## Exercise objective
Check each line of the records below and collect those holding "type".
Start of Records to use
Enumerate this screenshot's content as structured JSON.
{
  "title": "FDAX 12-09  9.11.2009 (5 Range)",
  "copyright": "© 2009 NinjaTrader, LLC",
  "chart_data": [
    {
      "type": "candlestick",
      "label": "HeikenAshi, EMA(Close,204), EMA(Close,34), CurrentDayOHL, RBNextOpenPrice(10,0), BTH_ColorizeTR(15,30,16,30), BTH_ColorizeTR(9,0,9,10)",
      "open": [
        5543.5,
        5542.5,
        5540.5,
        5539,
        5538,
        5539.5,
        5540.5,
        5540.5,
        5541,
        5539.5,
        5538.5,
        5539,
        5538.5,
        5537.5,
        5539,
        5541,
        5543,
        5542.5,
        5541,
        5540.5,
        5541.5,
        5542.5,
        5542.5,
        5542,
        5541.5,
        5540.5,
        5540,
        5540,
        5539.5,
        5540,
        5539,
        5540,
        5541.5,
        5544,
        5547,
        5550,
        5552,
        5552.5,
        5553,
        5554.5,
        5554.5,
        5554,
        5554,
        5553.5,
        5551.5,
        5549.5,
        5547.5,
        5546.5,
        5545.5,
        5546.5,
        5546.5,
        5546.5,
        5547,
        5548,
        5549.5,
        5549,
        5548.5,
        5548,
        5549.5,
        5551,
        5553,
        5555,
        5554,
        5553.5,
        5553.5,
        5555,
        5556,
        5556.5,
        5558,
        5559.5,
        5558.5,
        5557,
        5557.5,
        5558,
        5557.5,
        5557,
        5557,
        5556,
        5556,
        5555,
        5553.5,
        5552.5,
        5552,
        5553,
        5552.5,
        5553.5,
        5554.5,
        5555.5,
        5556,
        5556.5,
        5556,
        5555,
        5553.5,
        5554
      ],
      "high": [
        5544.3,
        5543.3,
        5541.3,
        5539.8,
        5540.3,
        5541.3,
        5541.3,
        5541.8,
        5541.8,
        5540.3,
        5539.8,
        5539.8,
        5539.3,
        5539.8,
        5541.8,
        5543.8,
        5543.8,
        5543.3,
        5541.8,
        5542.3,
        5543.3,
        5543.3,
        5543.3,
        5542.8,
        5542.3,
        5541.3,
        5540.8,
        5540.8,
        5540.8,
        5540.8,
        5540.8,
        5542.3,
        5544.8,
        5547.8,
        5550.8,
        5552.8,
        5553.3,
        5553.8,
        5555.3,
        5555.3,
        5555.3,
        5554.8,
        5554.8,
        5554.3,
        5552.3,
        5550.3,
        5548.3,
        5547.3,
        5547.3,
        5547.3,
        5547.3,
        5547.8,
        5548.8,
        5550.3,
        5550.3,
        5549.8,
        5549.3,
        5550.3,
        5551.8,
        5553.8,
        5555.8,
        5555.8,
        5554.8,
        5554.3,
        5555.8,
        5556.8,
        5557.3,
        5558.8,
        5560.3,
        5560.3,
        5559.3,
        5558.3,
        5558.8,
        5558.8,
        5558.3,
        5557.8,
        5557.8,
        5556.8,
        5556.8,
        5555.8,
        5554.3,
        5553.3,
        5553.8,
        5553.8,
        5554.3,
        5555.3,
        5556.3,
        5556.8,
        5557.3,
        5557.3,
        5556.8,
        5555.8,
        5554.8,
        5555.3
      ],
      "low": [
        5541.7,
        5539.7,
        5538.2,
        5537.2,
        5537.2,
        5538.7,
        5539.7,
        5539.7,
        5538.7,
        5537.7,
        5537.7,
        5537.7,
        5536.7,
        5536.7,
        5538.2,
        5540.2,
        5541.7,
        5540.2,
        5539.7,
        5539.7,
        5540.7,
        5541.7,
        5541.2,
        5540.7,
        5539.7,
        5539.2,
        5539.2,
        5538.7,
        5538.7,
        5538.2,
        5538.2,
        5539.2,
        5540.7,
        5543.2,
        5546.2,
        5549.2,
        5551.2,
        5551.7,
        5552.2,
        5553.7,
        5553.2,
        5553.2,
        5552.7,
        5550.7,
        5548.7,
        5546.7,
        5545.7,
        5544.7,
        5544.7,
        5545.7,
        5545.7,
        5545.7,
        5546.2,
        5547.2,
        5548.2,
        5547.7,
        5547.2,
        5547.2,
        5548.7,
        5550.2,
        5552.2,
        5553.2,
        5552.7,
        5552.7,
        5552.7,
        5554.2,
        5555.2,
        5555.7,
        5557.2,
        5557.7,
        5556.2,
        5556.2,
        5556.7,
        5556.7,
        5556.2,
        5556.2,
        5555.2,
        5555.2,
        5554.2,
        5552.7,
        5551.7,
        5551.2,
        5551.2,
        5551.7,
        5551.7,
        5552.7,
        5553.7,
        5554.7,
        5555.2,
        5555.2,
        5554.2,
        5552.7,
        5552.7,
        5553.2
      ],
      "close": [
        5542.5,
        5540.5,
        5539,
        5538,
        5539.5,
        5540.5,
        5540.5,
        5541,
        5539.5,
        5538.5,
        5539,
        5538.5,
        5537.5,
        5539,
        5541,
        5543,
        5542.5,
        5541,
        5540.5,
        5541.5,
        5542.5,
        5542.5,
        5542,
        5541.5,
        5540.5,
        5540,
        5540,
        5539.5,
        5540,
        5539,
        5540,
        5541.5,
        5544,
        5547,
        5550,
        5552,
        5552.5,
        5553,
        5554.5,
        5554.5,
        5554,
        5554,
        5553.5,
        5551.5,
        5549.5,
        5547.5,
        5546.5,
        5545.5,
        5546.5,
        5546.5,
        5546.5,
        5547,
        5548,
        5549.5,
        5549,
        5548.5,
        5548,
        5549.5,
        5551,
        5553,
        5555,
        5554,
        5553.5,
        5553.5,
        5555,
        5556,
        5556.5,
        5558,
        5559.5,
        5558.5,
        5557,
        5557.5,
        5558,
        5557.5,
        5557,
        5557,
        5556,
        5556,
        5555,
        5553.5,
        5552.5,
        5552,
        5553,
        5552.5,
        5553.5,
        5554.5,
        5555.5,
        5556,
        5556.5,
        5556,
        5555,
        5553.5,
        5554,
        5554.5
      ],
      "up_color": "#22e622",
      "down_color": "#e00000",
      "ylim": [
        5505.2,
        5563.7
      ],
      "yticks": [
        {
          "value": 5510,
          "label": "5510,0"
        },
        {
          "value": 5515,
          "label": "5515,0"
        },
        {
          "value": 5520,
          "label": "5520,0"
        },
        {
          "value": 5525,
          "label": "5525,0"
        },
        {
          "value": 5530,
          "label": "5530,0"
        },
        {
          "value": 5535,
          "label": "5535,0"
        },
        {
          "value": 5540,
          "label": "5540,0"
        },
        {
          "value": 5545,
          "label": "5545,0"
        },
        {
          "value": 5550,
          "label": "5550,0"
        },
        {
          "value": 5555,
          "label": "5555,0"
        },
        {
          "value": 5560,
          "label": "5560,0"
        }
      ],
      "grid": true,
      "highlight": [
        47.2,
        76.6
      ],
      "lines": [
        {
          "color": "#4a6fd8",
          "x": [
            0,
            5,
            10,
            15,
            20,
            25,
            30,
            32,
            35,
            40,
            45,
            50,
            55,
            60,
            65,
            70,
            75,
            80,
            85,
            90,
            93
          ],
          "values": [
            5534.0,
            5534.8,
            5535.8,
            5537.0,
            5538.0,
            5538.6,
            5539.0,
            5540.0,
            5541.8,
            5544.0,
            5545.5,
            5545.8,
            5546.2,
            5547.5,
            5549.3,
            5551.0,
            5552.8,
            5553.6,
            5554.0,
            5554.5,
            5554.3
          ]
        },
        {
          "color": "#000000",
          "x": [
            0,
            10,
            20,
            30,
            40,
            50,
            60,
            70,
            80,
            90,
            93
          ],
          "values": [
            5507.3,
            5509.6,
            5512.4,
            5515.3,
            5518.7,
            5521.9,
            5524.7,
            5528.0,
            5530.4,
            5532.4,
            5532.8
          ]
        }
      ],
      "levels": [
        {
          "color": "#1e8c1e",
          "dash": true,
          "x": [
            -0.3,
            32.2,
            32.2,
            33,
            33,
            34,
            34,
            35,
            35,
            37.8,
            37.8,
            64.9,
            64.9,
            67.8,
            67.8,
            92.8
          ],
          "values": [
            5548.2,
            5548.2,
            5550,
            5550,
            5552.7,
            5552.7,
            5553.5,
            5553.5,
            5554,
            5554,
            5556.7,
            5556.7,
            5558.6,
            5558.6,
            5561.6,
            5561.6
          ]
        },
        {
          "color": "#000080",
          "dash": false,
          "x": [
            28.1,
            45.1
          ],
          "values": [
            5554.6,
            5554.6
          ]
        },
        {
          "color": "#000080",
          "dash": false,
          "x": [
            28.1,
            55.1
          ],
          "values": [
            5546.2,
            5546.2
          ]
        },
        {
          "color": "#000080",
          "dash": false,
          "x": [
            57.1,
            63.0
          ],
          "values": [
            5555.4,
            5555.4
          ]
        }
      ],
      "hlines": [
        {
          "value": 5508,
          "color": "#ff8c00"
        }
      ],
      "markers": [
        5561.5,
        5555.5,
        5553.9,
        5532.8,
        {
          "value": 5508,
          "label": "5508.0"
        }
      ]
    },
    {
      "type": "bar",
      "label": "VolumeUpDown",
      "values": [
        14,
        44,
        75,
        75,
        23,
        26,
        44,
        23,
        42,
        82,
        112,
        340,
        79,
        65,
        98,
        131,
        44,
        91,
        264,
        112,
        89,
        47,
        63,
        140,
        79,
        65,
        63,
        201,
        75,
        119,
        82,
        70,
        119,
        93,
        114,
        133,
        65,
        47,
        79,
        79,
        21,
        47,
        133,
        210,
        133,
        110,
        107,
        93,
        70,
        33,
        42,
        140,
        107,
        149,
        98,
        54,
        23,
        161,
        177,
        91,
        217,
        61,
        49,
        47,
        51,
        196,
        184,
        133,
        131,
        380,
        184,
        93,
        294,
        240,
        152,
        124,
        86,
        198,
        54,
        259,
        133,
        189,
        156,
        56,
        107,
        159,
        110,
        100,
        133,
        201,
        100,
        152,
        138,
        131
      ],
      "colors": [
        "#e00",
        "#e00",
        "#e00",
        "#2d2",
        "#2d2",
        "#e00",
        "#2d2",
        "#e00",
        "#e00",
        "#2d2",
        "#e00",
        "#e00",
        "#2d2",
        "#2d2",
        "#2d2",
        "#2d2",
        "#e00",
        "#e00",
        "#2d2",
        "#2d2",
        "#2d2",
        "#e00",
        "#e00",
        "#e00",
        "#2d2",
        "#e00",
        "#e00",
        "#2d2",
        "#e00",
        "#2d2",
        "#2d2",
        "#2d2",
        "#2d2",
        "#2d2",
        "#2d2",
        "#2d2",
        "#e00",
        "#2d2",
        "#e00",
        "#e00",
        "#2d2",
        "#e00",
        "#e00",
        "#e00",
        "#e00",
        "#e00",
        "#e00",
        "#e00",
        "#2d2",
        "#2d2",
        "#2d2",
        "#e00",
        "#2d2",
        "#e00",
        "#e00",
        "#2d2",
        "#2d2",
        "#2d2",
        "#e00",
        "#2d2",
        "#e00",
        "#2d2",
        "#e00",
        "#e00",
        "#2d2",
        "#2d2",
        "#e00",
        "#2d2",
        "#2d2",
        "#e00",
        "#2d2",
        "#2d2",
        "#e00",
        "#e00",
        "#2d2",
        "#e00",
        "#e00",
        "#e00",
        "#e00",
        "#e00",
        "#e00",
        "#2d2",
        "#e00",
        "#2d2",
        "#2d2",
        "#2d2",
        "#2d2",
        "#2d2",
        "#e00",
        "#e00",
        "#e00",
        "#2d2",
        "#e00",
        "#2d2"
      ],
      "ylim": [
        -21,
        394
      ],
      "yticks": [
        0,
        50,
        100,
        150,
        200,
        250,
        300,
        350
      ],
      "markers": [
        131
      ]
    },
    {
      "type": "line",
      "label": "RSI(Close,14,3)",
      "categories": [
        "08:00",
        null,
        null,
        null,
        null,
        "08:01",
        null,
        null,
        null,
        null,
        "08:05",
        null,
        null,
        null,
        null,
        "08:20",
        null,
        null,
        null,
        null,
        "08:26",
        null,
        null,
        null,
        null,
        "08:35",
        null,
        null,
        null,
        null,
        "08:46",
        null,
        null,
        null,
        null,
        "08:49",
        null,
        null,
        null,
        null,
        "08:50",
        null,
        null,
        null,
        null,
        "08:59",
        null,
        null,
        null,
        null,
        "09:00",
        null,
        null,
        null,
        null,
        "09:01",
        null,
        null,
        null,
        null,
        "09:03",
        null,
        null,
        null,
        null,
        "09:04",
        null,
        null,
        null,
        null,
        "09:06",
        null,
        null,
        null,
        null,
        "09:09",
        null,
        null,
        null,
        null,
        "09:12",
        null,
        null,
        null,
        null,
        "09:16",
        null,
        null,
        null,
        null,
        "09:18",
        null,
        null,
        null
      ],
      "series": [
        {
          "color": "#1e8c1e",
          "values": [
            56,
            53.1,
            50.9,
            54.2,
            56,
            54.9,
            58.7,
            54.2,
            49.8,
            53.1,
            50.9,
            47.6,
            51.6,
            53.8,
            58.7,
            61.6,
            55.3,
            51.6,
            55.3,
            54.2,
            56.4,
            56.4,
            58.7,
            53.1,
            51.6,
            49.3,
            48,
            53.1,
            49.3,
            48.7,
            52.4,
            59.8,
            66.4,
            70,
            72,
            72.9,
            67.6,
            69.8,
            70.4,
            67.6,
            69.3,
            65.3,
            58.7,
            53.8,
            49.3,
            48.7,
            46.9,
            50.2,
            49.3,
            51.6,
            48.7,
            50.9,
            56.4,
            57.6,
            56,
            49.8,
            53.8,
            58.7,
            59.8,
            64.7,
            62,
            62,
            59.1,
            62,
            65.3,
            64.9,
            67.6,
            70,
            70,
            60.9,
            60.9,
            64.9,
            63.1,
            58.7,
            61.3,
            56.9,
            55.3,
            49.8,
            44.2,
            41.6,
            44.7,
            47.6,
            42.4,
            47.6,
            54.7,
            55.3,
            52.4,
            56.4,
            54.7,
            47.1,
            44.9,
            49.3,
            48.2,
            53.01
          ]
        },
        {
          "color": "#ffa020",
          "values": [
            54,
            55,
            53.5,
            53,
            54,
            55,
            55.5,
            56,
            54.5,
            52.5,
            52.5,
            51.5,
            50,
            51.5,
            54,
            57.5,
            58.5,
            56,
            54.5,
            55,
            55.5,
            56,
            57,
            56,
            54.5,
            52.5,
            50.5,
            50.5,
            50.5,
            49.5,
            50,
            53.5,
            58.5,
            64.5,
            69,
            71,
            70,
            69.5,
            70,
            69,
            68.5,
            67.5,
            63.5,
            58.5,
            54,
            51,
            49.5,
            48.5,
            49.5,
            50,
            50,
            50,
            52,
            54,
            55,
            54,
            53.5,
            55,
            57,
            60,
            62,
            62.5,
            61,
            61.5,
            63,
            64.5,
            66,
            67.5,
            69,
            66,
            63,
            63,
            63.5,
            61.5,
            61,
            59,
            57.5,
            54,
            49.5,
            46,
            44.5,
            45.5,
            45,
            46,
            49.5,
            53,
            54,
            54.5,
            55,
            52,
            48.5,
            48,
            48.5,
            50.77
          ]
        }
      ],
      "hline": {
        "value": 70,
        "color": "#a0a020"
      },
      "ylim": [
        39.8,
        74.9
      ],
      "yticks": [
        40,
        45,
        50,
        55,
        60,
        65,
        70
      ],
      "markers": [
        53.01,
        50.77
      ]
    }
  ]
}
End of Records to use
## Problem solution
      "type": "candlestick",
      "type": "bar",
      "type": "line",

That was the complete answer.